Show every line of the records below that contains the word "JSON".

● ● ●

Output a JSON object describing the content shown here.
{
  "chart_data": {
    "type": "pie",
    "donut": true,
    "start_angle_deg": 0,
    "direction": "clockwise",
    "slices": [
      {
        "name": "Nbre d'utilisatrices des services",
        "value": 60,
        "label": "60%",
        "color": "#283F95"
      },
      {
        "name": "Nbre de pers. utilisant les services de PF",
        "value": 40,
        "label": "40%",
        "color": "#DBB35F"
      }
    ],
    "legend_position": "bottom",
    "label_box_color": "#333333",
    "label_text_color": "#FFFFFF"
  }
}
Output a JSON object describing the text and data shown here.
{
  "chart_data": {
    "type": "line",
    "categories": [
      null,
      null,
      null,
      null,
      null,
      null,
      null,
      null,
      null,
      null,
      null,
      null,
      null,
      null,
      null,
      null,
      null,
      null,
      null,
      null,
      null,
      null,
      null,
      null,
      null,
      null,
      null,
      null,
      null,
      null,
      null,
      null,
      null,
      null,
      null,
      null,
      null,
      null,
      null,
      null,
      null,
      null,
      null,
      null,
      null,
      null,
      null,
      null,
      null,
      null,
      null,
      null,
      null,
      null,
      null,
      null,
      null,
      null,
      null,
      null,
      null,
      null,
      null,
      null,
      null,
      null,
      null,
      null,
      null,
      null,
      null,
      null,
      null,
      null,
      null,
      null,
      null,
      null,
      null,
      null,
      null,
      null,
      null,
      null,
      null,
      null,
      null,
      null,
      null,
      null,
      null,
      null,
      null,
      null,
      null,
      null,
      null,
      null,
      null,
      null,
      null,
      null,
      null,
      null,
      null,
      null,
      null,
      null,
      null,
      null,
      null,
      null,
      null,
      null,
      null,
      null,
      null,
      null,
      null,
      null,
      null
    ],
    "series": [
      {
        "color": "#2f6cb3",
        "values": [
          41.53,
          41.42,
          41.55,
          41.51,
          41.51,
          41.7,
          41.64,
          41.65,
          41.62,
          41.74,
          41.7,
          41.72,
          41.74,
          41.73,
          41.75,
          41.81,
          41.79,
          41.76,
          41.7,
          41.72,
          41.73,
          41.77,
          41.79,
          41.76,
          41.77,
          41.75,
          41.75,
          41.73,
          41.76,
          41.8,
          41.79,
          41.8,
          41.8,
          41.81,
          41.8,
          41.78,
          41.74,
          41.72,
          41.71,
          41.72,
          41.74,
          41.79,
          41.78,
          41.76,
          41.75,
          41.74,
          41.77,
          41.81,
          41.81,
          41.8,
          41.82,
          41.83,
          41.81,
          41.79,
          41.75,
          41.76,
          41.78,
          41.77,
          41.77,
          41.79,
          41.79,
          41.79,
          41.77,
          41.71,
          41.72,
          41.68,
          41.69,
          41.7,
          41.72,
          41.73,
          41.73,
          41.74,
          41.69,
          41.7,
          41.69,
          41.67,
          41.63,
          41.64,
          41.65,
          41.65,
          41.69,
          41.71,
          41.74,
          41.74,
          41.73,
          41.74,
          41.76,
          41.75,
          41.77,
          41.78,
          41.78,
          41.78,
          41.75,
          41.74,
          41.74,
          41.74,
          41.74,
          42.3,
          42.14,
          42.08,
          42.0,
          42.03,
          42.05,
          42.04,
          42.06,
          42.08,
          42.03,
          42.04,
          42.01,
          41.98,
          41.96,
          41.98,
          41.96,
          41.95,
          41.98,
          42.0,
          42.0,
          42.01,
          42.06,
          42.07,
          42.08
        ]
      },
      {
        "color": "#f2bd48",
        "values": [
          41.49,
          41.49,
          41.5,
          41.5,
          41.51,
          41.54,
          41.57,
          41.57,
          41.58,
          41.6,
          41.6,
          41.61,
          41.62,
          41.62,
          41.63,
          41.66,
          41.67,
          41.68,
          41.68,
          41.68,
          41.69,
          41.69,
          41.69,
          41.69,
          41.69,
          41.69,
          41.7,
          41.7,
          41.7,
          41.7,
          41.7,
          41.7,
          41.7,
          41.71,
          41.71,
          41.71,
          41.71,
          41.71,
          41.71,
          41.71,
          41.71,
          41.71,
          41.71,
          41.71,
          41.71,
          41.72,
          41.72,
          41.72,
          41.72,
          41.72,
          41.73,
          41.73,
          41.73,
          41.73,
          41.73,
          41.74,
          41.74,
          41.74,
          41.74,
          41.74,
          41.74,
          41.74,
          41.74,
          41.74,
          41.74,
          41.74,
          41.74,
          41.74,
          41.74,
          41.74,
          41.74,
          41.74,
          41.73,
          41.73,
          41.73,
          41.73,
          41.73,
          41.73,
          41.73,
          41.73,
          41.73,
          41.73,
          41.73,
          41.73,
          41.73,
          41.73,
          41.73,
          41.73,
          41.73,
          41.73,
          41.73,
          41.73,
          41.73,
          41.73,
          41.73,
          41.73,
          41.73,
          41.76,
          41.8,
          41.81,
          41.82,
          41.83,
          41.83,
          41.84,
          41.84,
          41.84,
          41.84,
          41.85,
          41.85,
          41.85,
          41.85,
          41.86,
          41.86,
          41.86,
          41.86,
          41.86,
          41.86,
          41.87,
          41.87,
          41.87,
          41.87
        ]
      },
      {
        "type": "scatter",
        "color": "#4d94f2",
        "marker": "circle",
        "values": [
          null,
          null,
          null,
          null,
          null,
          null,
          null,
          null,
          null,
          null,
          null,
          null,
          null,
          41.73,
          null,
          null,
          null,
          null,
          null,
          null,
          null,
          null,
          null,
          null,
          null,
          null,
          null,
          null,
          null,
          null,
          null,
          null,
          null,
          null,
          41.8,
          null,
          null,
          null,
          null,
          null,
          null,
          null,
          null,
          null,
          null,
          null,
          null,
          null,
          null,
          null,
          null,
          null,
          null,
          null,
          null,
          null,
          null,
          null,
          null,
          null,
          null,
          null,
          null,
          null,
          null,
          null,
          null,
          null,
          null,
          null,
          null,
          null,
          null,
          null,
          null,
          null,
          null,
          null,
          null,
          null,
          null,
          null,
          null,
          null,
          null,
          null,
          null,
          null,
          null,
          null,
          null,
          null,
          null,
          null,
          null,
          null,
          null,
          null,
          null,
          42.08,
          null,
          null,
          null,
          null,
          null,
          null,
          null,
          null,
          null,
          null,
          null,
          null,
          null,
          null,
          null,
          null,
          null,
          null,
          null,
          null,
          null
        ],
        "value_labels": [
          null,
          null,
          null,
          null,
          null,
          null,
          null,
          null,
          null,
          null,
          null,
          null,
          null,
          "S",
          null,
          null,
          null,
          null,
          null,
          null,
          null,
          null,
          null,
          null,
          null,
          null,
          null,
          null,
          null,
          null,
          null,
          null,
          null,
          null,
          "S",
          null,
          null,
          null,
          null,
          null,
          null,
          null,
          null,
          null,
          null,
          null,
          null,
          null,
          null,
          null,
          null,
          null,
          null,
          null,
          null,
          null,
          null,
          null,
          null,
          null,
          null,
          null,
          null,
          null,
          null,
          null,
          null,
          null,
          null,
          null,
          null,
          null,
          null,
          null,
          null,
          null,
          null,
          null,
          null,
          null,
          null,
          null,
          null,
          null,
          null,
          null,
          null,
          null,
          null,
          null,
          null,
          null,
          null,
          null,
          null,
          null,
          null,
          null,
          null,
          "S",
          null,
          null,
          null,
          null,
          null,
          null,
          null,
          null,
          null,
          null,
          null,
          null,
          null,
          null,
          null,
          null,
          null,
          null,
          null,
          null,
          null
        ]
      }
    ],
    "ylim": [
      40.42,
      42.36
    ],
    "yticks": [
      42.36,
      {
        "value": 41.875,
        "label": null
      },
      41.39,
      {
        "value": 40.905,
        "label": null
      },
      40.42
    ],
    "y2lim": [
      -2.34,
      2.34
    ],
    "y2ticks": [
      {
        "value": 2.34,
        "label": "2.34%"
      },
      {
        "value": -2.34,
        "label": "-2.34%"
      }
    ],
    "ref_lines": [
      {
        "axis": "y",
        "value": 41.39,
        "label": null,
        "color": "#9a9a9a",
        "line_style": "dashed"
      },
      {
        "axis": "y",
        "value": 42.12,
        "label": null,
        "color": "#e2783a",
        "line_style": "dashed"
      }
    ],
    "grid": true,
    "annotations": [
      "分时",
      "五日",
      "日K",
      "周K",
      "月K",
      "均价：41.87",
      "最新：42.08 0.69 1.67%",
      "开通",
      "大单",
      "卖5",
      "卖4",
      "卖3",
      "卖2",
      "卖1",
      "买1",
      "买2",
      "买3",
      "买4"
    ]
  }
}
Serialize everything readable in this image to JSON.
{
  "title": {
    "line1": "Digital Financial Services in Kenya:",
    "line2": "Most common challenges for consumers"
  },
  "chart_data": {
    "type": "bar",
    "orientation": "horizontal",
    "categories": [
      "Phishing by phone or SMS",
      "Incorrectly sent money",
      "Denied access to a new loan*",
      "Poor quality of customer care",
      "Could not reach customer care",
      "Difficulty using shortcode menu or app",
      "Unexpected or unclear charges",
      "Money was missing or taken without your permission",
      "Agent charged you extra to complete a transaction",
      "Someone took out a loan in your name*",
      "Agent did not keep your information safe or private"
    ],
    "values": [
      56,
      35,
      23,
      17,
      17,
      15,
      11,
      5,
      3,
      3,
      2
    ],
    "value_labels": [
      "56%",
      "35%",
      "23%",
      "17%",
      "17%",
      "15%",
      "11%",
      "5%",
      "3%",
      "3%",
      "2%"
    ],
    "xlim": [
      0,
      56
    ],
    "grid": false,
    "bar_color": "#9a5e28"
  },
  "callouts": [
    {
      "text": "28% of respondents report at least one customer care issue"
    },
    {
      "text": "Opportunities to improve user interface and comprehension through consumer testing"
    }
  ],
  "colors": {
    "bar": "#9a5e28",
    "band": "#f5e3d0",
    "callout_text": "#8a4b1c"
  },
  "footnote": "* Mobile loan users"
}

● ● ●

__Solution for this task__:
Output a JSON object describing the content shown here.
Output a JSON object describing the text and data shown here.
Serialize everything readable in this image to JSON.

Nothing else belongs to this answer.